Make an exact copy of the listing below.
::::
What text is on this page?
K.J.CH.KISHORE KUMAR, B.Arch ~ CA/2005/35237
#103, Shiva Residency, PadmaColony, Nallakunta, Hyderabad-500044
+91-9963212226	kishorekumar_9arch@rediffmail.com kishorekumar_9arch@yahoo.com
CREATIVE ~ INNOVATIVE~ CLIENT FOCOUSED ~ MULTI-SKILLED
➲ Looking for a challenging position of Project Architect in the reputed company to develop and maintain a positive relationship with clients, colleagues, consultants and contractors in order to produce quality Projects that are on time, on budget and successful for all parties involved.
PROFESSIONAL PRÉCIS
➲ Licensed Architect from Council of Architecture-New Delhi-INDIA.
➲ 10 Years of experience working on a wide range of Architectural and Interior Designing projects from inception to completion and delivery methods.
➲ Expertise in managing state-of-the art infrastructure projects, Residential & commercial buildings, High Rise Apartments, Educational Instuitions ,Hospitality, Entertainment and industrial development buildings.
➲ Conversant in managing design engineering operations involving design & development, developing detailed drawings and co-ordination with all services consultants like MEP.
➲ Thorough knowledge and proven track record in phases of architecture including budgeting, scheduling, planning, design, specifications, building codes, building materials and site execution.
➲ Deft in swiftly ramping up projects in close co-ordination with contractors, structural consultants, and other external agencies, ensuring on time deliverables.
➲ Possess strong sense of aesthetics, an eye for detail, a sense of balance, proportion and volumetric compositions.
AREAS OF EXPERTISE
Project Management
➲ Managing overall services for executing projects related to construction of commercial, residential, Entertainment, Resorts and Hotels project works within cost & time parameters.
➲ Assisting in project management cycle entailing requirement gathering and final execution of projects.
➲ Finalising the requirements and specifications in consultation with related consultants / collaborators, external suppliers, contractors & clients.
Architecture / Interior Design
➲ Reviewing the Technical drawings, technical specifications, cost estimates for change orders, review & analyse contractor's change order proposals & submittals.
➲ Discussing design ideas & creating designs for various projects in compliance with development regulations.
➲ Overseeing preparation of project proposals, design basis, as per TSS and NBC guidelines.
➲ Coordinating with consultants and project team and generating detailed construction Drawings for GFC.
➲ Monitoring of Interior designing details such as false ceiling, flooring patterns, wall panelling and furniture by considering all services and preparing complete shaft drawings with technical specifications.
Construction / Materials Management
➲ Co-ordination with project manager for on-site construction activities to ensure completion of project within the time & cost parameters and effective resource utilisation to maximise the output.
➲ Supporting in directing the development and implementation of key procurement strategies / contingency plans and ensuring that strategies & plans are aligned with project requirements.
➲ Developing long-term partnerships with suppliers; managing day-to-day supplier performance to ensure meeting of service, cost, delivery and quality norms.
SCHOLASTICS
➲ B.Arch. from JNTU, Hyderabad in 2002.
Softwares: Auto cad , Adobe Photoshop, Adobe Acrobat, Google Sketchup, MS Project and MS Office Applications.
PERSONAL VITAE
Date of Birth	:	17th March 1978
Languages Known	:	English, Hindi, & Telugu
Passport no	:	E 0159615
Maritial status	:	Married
::::
### Final result
What text is on this page?
K.J.CH.KISHORE KUMAR, B.Arch ~ CA/2005/35237
#103, Shiva Residency, PadmaColony, Nallakunta, Hyderabad-500044
+91-9963212226	kishorekumar_9arch@rediffmail.com kishorekumar_9arch@yahoo.com
CREATIVE ~ INNOVATIVE~ CLIENT FOCOUSED ~ MULTI-SKILLED
➲ Looking for a challenging position of Project Architect in the reputed company to develop and maintain a positive relationship with clients, colleagues, consultants and contractors in order to produce quality Projects that are on time, on budget and successful for all parties involved.
PROFESSIONAL PRÉCIS
➲ Licensed Architect from Council of Architecture-New Delhi-INDIA.
➲ 10 Years of experience working on a wide range of Architectural and Interior Designing projects from inception to completion and delivery methods.
➲ Expertise in managing state-of-the art infrastructure projects, Residential & commercial buildings, High Rise Apartments, Educational Instuitions ,Hospitality, Entertainment and industrial development buildings.
➲ Conversant in managing design engineering operations involving design & development, developing detailed drawings and co-ordination with all services consultants like MEP.
➲ Thorough knowledge and proven track record in phases of architecture including budgeting, scheduling, planning, design, specifications, building codes, building materials and site execution.
➲ Deft in swiftly ramping up projects in close co-ordination with contractors, structural consultants, and other external agencies, ensuring on time deliverables.
➲ Possess strong sense of aesthetics, an eye for detail, a sense of balance, proportion and volumetric compositions.
AREAS OF EXPERTISE
Project Management
➲ Managing overall services for executing projects related to construction of commercial, residential, Entertainment, Resorts and Hotels project works within cost & time parameters.
➲ Assisting in project management cycle entailing requirement gathering and final execution of projects.
➲ Finalising the requirements and specifications in consultation with related consultants / collaborators, external suppliers, contractors & clients.
Architecture / Interior Design
➲ Reviewing the Technical drawings, technical specifications, cost estimates for change orders, review & analyse contractor's change order proposals & submittals.
➲ Discussing design ideas & creating designs for various projects in compliance with development regulations.
➲ Overseeing preparation of project proposals, design basis, as per TSS and NBC guidelines.
➲ Coordinating with consultants and project team and generating detailed construction Drawings for GFC.
➲ Monitoring of Interior designing details such as false ceiling, flooring patterns, wall panelling and furniture by considering all services and preparing complete shaft drawings with technical specifications.
Construction / Materials Management
➲ Co-ordination with project manager for on-site construction activities to ensure completion of project within the time & cost parameters and effective resource utilisation to maximise the output.
➲ Supporting in directing the development and implementation of key procurement strategies / contingency plans and ensuring that strategies & plans are aligned with project requirements.
➲ Developing long-term partnerships with suppliers; managing day-to-day supplier performance to ensure meeting of service, cost, delivery and quality norms.
SCHOLASTICS
➲ B.Arch. from JNTU, Hyderabad in 2002.
Softwares: Auto cad , Adobe Photoshop, Adobe Acrobat, Google Sketchup, MS Project and MS Office Applications.
PERSONAL VITAE
Date of Birth	:	17th March 1978
Languages Known	:	English, Hindi, & Telugu
Passport no	:	E 0159615
Maritial status	:	Married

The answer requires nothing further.